##### Data

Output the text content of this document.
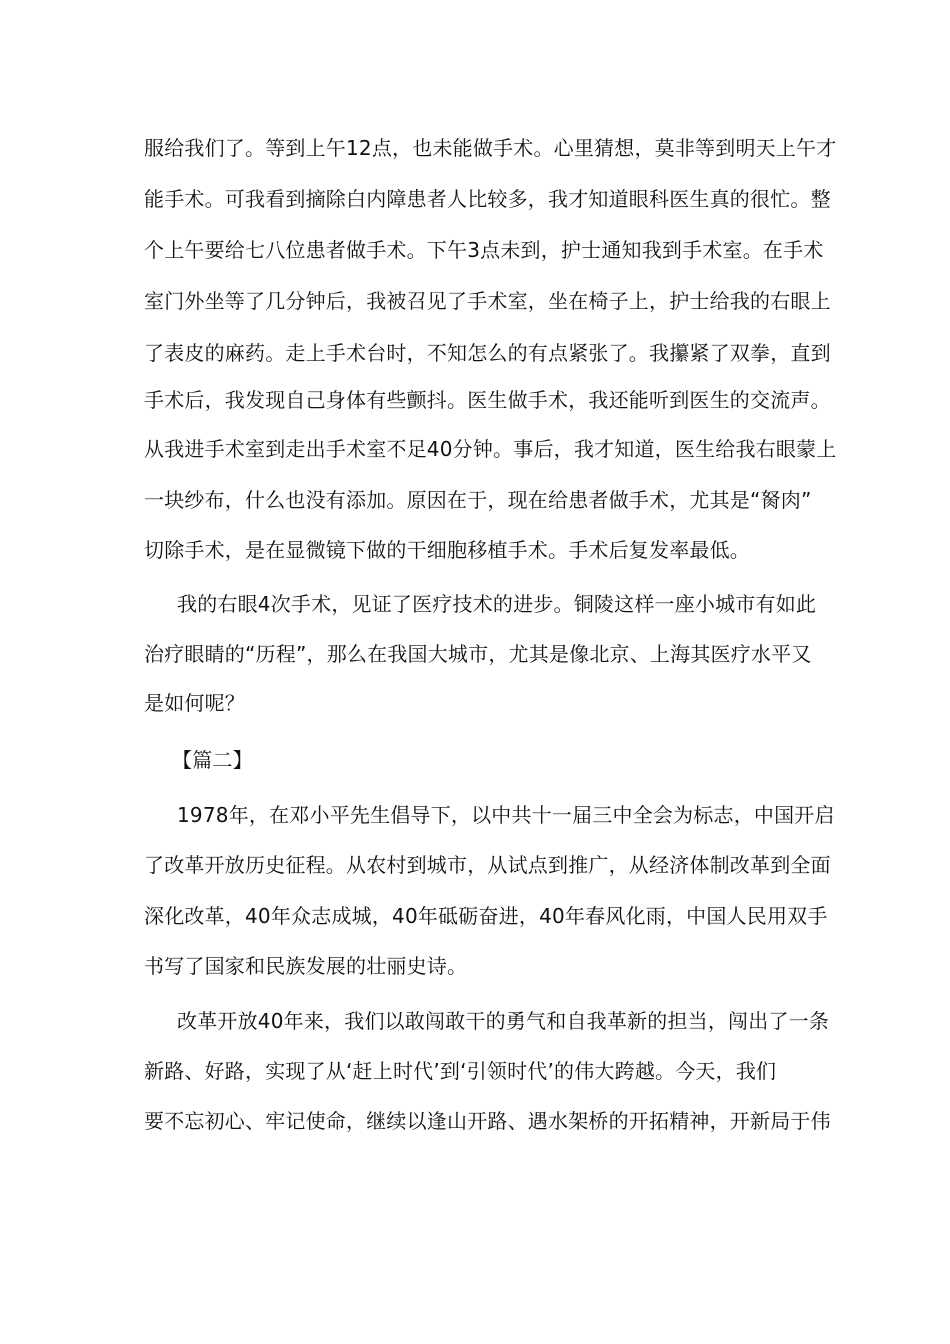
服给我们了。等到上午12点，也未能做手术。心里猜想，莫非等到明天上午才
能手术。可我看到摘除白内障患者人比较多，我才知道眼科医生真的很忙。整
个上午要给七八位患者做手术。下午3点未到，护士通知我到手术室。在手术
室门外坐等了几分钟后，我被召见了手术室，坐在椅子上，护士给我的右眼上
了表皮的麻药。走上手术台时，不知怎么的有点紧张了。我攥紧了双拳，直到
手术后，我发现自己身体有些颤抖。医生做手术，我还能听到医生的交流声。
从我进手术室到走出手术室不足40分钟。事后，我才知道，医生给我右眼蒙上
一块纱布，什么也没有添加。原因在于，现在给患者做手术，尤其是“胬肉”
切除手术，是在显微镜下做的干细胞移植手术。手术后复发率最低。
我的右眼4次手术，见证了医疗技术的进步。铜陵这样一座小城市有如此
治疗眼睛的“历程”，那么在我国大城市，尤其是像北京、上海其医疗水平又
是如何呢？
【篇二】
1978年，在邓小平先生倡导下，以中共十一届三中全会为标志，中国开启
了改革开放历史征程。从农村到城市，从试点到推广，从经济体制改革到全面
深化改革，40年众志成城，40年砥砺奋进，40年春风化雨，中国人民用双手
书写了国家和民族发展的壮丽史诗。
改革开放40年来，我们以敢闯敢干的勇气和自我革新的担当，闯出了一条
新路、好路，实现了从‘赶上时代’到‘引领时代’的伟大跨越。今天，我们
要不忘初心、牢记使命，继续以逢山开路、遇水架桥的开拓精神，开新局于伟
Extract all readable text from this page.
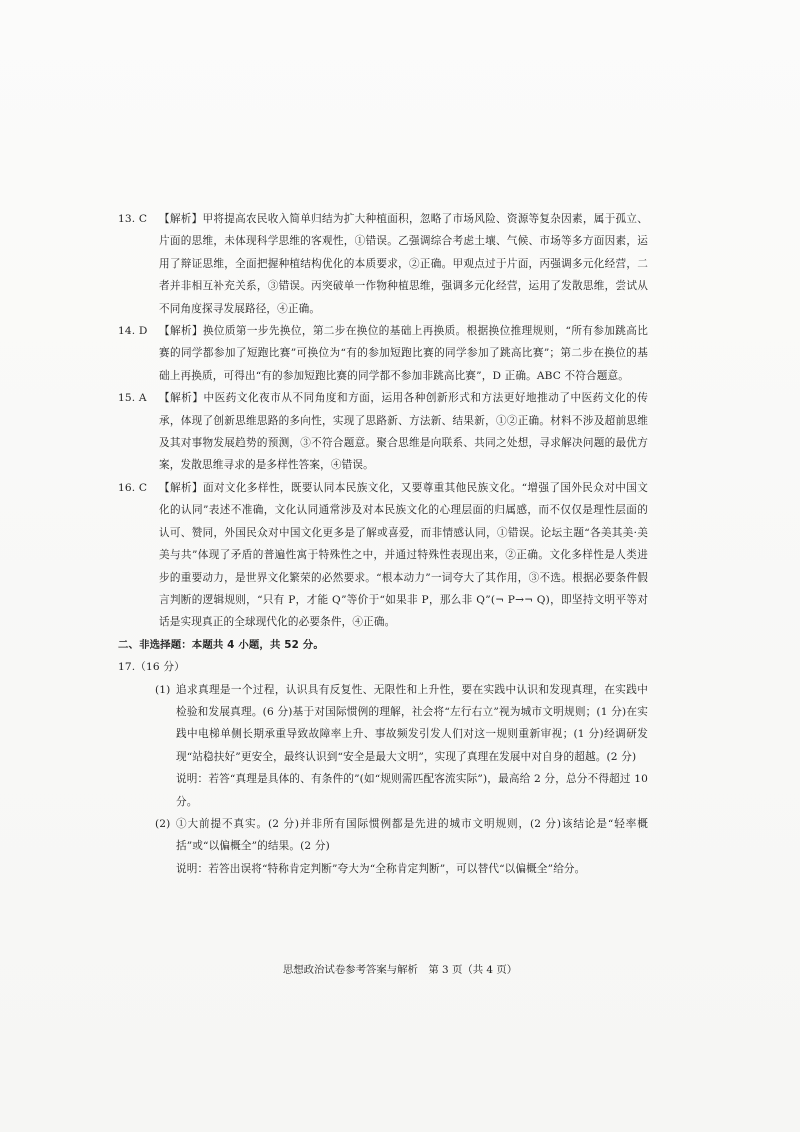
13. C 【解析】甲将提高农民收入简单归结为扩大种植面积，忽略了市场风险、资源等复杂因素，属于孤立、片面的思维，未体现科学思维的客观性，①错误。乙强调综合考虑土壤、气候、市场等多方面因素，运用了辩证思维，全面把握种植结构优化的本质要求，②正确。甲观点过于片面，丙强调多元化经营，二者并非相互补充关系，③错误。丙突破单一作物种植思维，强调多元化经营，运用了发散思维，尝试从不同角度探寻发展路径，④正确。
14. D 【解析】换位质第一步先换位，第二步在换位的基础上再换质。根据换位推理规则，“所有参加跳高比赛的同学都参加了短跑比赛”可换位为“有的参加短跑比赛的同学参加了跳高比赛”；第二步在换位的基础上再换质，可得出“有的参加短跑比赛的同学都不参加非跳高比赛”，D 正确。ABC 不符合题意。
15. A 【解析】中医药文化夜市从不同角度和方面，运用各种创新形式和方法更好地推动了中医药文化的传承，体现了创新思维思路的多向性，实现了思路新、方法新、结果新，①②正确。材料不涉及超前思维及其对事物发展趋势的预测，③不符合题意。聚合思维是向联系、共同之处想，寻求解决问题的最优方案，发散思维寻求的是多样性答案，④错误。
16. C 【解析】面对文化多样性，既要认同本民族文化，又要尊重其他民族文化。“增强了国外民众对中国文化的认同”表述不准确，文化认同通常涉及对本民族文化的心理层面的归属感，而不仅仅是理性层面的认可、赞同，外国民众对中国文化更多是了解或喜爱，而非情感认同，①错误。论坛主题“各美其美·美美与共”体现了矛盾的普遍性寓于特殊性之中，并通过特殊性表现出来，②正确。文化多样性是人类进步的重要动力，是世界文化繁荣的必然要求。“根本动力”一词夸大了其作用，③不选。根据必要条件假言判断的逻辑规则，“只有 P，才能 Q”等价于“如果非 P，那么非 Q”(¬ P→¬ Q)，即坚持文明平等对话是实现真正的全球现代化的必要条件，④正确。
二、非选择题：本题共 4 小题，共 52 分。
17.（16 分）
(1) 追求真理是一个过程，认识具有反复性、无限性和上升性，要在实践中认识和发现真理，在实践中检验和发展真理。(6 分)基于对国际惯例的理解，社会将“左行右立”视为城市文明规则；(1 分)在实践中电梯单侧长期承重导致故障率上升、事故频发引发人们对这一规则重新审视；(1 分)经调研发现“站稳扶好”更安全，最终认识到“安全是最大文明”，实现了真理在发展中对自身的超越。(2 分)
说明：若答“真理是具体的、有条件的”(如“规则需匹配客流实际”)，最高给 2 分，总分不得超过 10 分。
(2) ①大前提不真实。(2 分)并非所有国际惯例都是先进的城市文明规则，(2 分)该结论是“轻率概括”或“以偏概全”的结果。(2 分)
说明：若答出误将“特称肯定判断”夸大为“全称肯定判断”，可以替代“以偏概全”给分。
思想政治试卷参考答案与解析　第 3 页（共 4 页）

##########

» Task details
Copy all lines from the listing that contain "text".

» In response
Output the text content of this document.
Extract all readable text from this page.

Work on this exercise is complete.